▸ **ページ抜粋**:
::::
帰郷・北海道

   帰郷

 故郷について何か述べることが、少しためらわれるようになった。なにについて述べても、人とのあいだに、故郷というものを厳しく立てるようで、どこか恐い。けれど、何か書いてみたいとは思う。まとまりのある言葉を与えてみたいと思う。


 おそらく、いま、故郷と自分とのあいだに、かすかなすきまが生まれつつある。心がはなれた、というより、体がはなれた、という感じがする。帰省のひと時、故郷の大気を、体が懐かしがってなぞる。体に何か、今までにない感性がひらかれているのがわかる。故郷の気配を静かに、深くさぐろうとする体。かつてにはなかった。目にふれる、冷えた青い大気を、遠く追う。旅先の地をよろこぶのに似ている。懐かしめるのは、自らのものではないから。そんな素朴な発見が、すっと身に沁みて感じられる時がある。二十六歳になって行きあたるのは、おそらく遅い。
::::
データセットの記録
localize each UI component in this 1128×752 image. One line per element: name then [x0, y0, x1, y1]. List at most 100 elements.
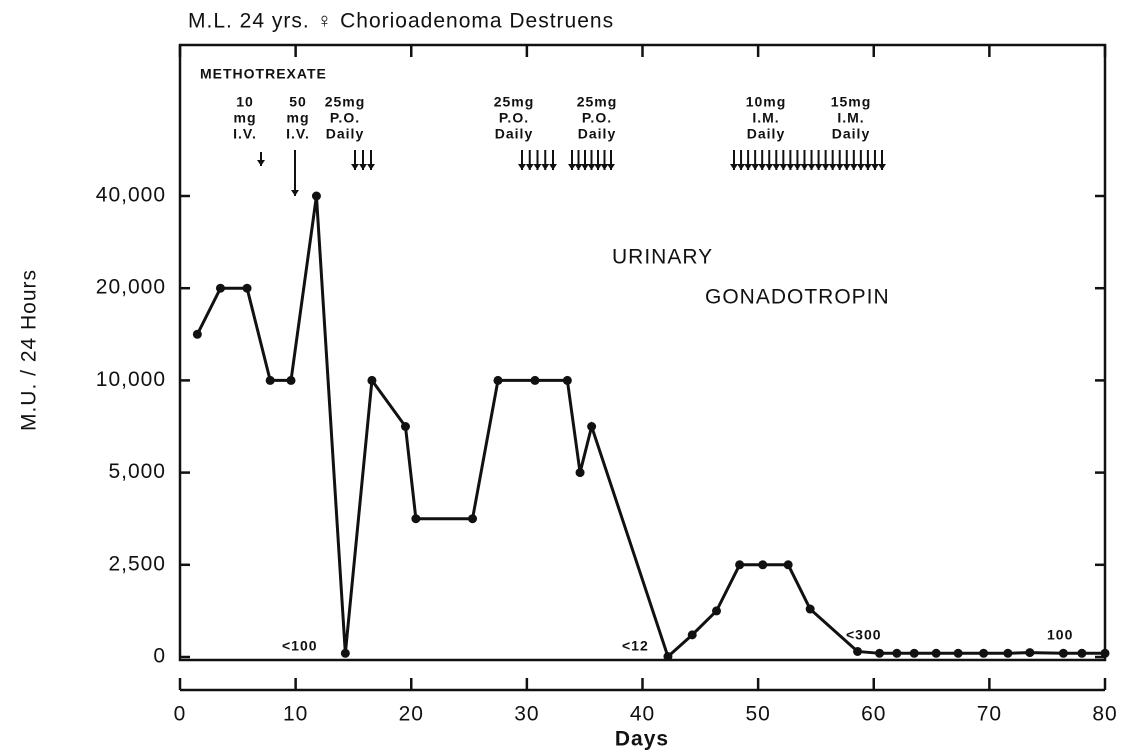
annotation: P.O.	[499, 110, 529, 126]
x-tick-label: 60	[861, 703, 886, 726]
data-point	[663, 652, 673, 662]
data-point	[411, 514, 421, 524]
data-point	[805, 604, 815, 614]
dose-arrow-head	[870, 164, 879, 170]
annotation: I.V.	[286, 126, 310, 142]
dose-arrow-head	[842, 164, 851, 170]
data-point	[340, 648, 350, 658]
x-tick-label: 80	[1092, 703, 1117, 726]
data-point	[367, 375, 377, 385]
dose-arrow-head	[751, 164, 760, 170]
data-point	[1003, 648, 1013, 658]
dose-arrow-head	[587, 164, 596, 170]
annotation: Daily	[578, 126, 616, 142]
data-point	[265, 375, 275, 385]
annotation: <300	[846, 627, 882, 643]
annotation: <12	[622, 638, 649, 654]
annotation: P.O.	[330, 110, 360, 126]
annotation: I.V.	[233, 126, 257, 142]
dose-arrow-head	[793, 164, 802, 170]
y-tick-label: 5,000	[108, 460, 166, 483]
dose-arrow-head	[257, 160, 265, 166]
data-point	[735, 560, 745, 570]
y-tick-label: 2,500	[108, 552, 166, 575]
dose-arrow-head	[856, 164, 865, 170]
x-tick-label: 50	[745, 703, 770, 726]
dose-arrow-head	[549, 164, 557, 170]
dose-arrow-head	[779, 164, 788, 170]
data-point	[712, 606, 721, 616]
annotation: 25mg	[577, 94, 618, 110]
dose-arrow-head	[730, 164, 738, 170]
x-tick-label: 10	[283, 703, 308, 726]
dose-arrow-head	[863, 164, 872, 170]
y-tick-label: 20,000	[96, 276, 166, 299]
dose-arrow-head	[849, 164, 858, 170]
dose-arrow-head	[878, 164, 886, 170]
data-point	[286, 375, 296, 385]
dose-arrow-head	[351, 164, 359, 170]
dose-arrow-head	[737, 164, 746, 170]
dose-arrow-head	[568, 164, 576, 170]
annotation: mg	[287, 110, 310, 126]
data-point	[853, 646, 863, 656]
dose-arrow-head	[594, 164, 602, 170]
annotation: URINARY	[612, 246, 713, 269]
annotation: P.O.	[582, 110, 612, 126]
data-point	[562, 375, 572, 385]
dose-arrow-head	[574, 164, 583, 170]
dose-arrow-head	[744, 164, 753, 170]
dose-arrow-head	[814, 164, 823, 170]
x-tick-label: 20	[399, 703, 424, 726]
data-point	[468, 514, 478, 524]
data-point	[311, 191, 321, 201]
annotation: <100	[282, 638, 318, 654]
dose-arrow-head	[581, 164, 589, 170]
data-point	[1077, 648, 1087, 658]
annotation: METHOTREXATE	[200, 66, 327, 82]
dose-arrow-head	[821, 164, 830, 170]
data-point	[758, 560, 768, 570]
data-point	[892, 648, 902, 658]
::::
▸ **実施課題**:
**A.** 帰郷についての文章のうち、「おそらく、いま、故郷と自分と」から「きあたるのは、おそらく遅い。」までの部分を、一字一句違えずに書き写してください。
**B.** 帰郷についての文章から、「体」という字を含む文をすべて抜き出してください。

▸ **回答**:
**A.**
おそらく、いま、故郷と自分とのあいだに、かすかなすきまが生まれつつある。心がはなれた、というより、体がはなれた、という感じがする。帰省のひと時、故郷の大気を、体が懐かしがってなぞる。体に何か、今までにない感性がひらかれているのがわかる。故郷の気配を静かに、深くさぐろうとする体。かつてにはなかった。目にふれる、冷えた青い大気を、遠く追う。旅先の地をよろこぶのに似ている。懐かしめるのは、自らのものではないから。そんな素朴な発見が、すっと身に沁みて感じられる時がある。二十六歳になって行きあたるのは、おそらく遅い。

**B.**
心がはなれた、というより、体がはなれた、という感じがする。
帰省のひと時、故郷の大気を、体が懐かしがってなぞる。
体に何か、今までにない感性がひらかれているのがわかる。
故郷の気配を静かに、深くさぐろうとする体。